(Stored data entries)
%%

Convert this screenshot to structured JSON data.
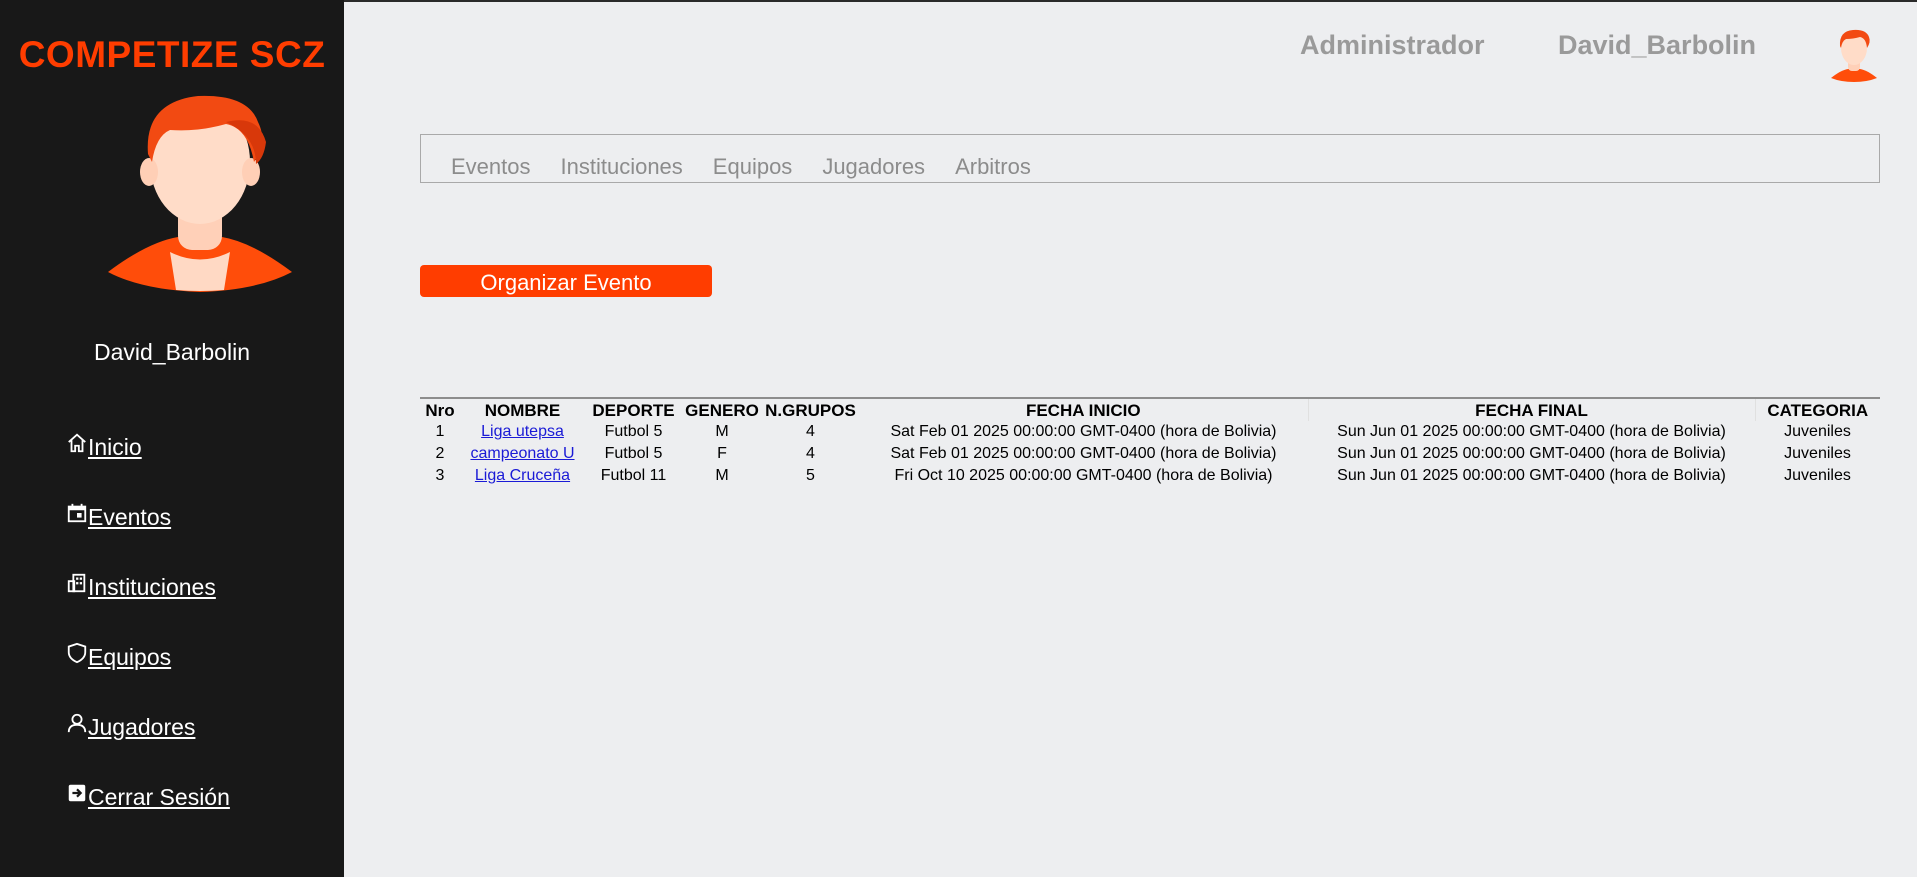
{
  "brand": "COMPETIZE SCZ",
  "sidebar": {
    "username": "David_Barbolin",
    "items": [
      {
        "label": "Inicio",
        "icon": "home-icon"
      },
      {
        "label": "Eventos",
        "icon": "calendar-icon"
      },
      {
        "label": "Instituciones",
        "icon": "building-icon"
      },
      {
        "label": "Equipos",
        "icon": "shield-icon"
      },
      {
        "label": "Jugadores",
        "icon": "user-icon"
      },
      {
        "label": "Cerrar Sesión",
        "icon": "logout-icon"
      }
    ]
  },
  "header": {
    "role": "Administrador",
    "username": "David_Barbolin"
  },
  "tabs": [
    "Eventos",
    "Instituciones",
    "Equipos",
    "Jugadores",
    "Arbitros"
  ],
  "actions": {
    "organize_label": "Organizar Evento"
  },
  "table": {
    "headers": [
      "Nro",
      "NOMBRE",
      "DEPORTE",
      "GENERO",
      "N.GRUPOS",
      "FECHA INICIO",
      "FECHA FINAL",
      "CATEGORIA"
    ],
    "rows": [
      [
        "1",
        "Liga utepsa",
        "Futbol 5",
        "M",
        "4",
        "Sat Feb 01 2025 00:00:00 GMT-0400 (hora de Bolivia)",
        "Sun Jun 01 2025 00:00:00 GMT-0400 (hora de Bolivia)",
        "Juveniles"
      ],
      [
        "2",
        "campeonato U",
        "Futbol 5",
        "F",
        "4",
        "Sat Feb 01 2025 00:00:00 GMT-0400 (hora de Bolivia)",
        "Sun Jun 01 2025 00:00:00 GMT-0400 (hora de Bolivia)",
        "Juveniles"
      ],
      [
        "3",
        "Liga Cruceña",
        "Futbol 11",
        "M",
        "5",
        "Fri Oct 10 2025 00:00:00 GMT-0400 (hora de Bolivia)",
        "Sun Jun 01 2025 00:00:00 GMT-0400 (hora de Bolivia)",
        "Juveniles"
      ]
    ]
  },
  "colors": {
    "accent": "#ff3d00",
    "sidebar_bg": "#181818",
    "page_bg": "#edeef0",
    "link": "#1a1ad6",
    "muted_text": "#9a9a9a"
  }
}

%%

* [EXERCISE AIM]:
Take the listing above and restate it word for word, without its pictures.

* [FINISHED EXERCISE]:
Convert this screenshot to structured JSON data.
{
  "brand": "COMPETIZE SCZ",
  "sidebar": {
    "username": "David_Barbolin",
    "items": [
      {
        "label": "Inicio",
        "icon": "home-icon"
      },
      {
        "label": "Eventos",
        "icon": "calendar-icon"
      },
      {
        "label": "Instituciones",
        "icon": "building-icon"
      },
      {
        "label": "Equipos",
        "icon": "shield-icon"
      },
      {
        "label": "Jugadores",
        "icon": "user-icon"
      },
      {
        "label": "Cerrar Sesión",
        "icon": "logout-icon"
      }
    ]
  },
  "header": {
    "role": "Administrador",
    "username": "David_Barbolin"
  },
  "tabs": [
    "Eventos",
    "Instituciones",
    "Equipos",
    "Jugadores",
    "Arbitros"
  ],
  "actions": {
    "organize_label": "Organizar Evento"
  },
  "table": {
    "headers": [
      "Nro",
      "NOMBRE",
      "DEPORTE",
      "GENERO",
      "N.GRUPOS",
      "FECHA INICIO",
      "FECHA FINAL",
      "CATEGORIA"
    ],
    "rows": [
      [
        "1",
        "Liga utepsa",
        "Futbol 5",
        "M",
        "4",
        "Sat Feb 01 2025 00:00:00 GMT-0400 (hora de Bolivia)",
        "Sun Jun 01 2025 00:00:00 GMT-0400 (hora de Bolivia)",
        "Juveniles"
      ],
      [
        "2",
        "campeonato U",
        "Futbol 5",
        "F",
        "4",
        "Sat Feb 01 2025 00:00:00 GMT-0400 (hora de Bolivia)",
        "Sun Jun 01 2025 00:00:00 GMT-0400 (hora de Bolivia)",
        "Juveniles"
      ],
      [
        "3",
        "Liga Cruceña",
        "Futbol 11",
        "M",
        "5",
        "Fri Oct 10 2025 00:00:00 GMT-0400 (hora de Bolivia)",
        "Sun Jun 01 2025 00:00:00 GMT-0400 (hora de Bolivia)",
        "Juveniles"
      ]
    ]
  },
  "colors": {
    "accent": "#ff3d00",
    "sidebar_bg": "#181818",
    "page_bg": "#edeef0",
    "link": "#1a1ad6",
    "muted_text": "#9a9a9a"
  }
}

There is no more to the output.